Problem to work on
An exact copy of all the data is required, with pictures left out.

Data shown

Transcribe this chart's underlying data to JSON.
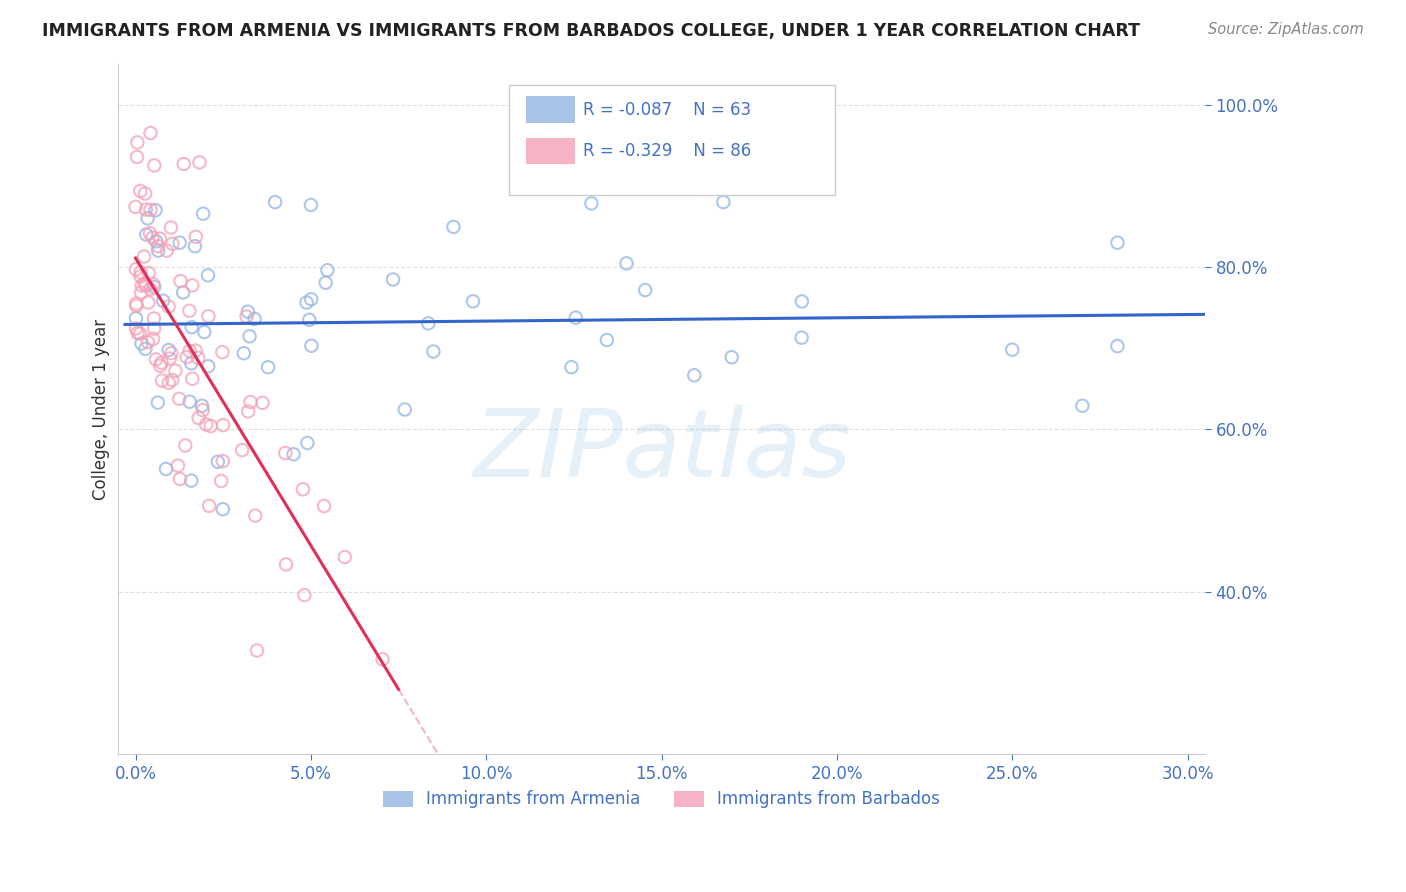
{
  "title": "IMMIGRANTS FROM ARMENIA VS IMMIGRANTS FROM BARBADOS COLLEGE, UNDER 1 YEAR CORRELATION CHART",
  "source": "Source: ZipAtlas.com",
  "ylabel": "College, Under 1 year",
  "x_tick_values": [
    0.0,
    5.0,
    10.0,
    15.0,
    20.0,
    25.0,
    30.0
  ],
  "y_tick_values": [
    40.0,
    60.0,
    80.0,
    100.0
  ],
  "ylim": [
    20.0,
    105.0
  ],
  "xlim": [
    -0.5,
    30.5
  ],
  "armenia_color": "#92b4e3",
  "barbados_color": "#f4a0b5",
  "armenia_edge_color": "#92b4e3",
  "barbados_edge_color": "#f4a0b5",
  "armenia_line_color": "#3366cc",
  "barbados_line_color": "#e0305a",
  "armenia_R": "-0.087",
  "armenia_N": "63",
  "barbados_R": "-0.329",
  "barbados_N": "86",
  "legend_label_armenia": "Immigrants from Armenia",
  "legend_label_barbados": "Immigrants from Barbados",
  "watermark": "ZIPatlas",
  "background_color": "#ffffff",
  "grid_color": "#cccccc",
  "axis_color": "#4472c4",
  "title_color": "#222222",
  "source_color": "#888888",
  "legend_text_color": "#4472c4",
  "marker_size": 80,
  "marker_linewidth": 1.5
}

Solution for this exercise
Transcribe this chart's underlying data to JSON.
{
  "title": "IMMIGRANTS FROM ARMENIA VS IMMIGRANTS FROM BARBADOS COLLEGE, UNDER 1 YEAR CORRELATION CHART",
  "source": "Source: ZipAtlas.com",
  "ylabel": "College, Under 1 year",
  "x_tick_values": [
    0.0,
    5.0,
    10.0,
    15.0,
    20.0,
    25.0,
    30.0
  ],
  "y_tick_values": [
    40.0,
    60.0,
    80.0,
    100.0
  ],
  "ylim": [
    20.0,
    105.0
  ],
  "xlim": [
    -0.5,
    30.5
  ],
  "armenia_color": "#92b4e3",
  "barbados_color": "#f4a0b5",
  "armenia_edge_color": "#92b4e3",
  "barbados_edge_color": "#f4a0b5",
  "armenia_line_color": "#3366cc",
  "barbados_line_color": "#e0305a",
  "armenia_R": "-0.087",
  "armenia_N": "63",
  "barbados_R": "-0.329",
  "barbados_N": "86",
  "legend_label_armenia": "Immigrants from Armenia",
  "legend_label_barbados": "Immigrants from Barbados",
  "watermark": "ZIPatlas",
  "background_color": "#ffffff",
  "grid_color": "#cccccc",
  "axis_color": "#4472c4",
  "title_color": "#222222",
  "source_color": "#888888",
  "legend_text_color": "#4472c4",
  "marker_size": 80,
  "marker_linewidth": 1.5
}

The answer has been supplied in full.